→ The request: Find every line in the records that holds the string "liberalizante". Copy each one.

--- begin ---

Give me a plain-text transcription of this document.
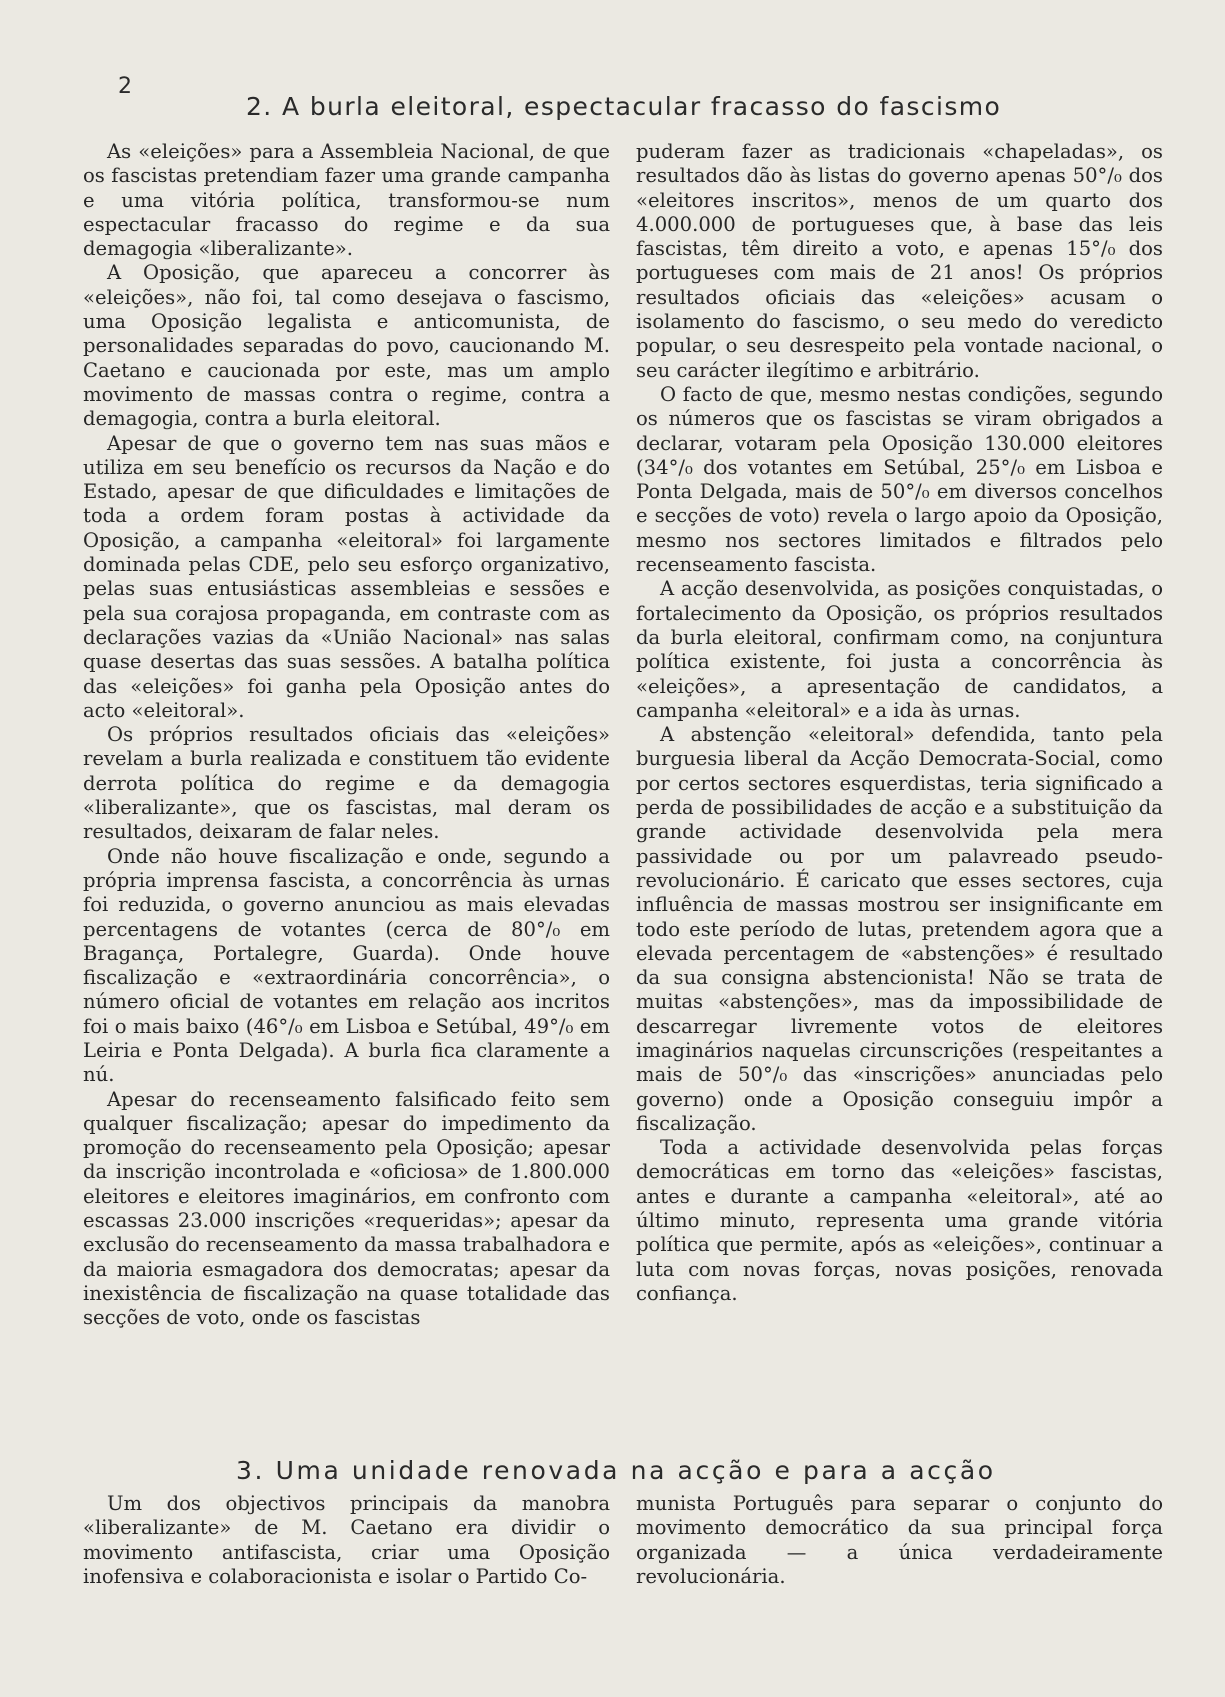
2
2. A burla eleitoral, espectacular fracasso do fascismo

As «eleições» para a Assembleia Nacional, de que os fascistas pretendiam fazer uma grande campanha e uma vitória política, transformou-se num espectacular fracasso do regime e da sua demagogia «liberalizante».

A Oposição, que apareceu a concorrer às «eleições», não foi, tal como desejava o fascismo, uma Oposição legalista e anticomunista, de personalidades separadas do povo, caucionando M. Caetano e caucionada por este, mas um amplo movimento de massas contra o regime, contra a demagogia, contra a burla eleitoral.

Apesar de que o governo tem nas suas mãos e utiliza em seu benefício os recursos da Nação e do Estado, apesar de que dificuldades e limitações de toda a ordem foram postas à actividade da Oposição, a campanha «eleitoral» foi largamente dominada pelas CDE, pelo seu esforço organizativo, pelas suas entusiásticas assembleias e sessões e pela sua corajosa propaganda, em contraste com as declarações vazias da «União Nacional» nas salas quase desertas das suas sessões. A batalha política das «eleições» foi ganha pela Oposição antes do acto «eleitoral».

Os próprios resultados oficiais das «eleições» revelam a burla realizada e constituem tão evidente derrota política do regime e da demagogia «liberalizante», que os fascistas, mal deram os resultados, deixaram de falar neles.

Onde não houve fiscalização e onde, segundo a própria imprensa fascista, a concorrência às urnas foi reduzida, o governo anunciou as mais elevadas percentagens de votantes (cerca de 80°/₀ em Bragança, Portalegre, Guarda). Onde houve fiscalização e «extraordinária concorrência», o número oficial de votantes em relação aos incritos foi o mais baixo (46°/₀ em Lisboa e Setúbal, 49°/₀ em Leiria e Ponta Delgada). A burla fica claramente a nú.

Apesar do recenseamento falsificado feito sem qualquer fiscalização; apesar do impedimento da promoção do recenseamento pela Oposição; apesar da inscrição incontrolada e «oficiosa» de 1.800.000 eleitores e eleitores imaginários, em confronto com escassas 23.000 inscrições «requeridas»; apesar da exclusão do recenseamento da massa trabalhadora e da maioria esmagadora dos democratas; apesar da inexistência de fiscalização na quase totalidade das secções de voto, onde os fascistas

puderam fazer as tradicionais «chapeladas», os resultados dão às listas do governo apenas 50°/₀ dos «eleitores inscritos», menos de um quarto dos 4.000.000 de portugueses que, à base das leis fascistas, têm direito a voto, e apenas 15°/₀ dos portugueses com mais de 21 anos! Os próprios resultados oficiais das «eleições» acusam o isolamento do fascismo, o seu medo do veredicto popular, o seu desrespeito pela vontade nacional, o seu carácter ilegítimo e arbitrário.

O facto de que, mesmo nestas condições, segundo os números que os fascistas se viram obrigados a declarar, votaram pela Oposição 130.000 eleitores (34°/₀ dos votantes em Setúbal, 25°/₀ em Lisboa e Ponta Delgada, mais de 50°/₀ em diversos concelhos e secções de voto) revela o largo apoio da Oposição, mesmo nos sectores limitados e filtrados pelo recenseamento fascista.

A acção desenvolvida, as posições conquistadas, o fortalecimento da Oposição, os próprios resultados da burla eleitoral, confirmam como, na conjuntura política existente, foi justa a concorrência às «eleições», a apresentação de candidatos, a campanha «eleitoral» e a ida às urnas.

A abstenção «eleitoral» defendida, tanto pela burguesia liberal da Acção Democrata-Social, como por certos sectores esquerdistas, teria significado a perda de possibilidades de acção e a substituição da grande actividade desenvolvida pela mera passividade ou por um palavreado pseudo-revolucionário. É caricato que esses sectores, cuja influência de massas mostrou ser insignificante em todo este período de lutas, pretendem agora que a elevada percentagem de «abstenções» é resultado da sua consigna abstencionista! Não se trata de muitas «abstenções», mas da impossibilidade de descarregar livremente votos de eleitores imaginários naquelas circunscrições (respeitantes a mais de 50°/₀ das «inscrições» anunciadas pelo governo) onde a Oposição conseguiu impôr a fiscalização.

Toda a actividade desenvolvida pelas forças democráticas em torno das «eleições» fascistas, antes e durante a campanha «eleitoral», até ao último minuto, representa uma grande vitória política que permite, após as «eleições», continuar a luta com novas forças, novas posições, renovada confiança.

3. Uma unidade renovada na acção e para a acção

Um dos objectivos principais da manobra «liberalizante» de M. Caetano era dividir o movimento antifascista, criar uma Oposição inofensiva e colaboracionista e isolar o Partido Co-

munista Português para separar o conjunto do movimento democrático da sua principal força organizada — a única verdadeiramente revolucionária.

--- end ---

→ Answer to the task:
As «eleições» para a Assembleia Nacional, de que os fascistas pretendiam fazer uma grande campanha e uma vitória política, transformou-se num espectacular fracasso do regime e da sua demagogia «liberalizante».
Os próprios resultados oficiais das «eleições» revelam a burla realizada e constituem tão evidente derrota política do regime e da demagogia «liberalizante», que os fascistas, mal deram os resultados, deixaram de falar neles.
Um dos objectivos principais da manobra «liberalizante» de M. Caetano era dividir o movimento antifascista, criar uma Oposição inofensiva e colaboracionista e isolar o Partido Co-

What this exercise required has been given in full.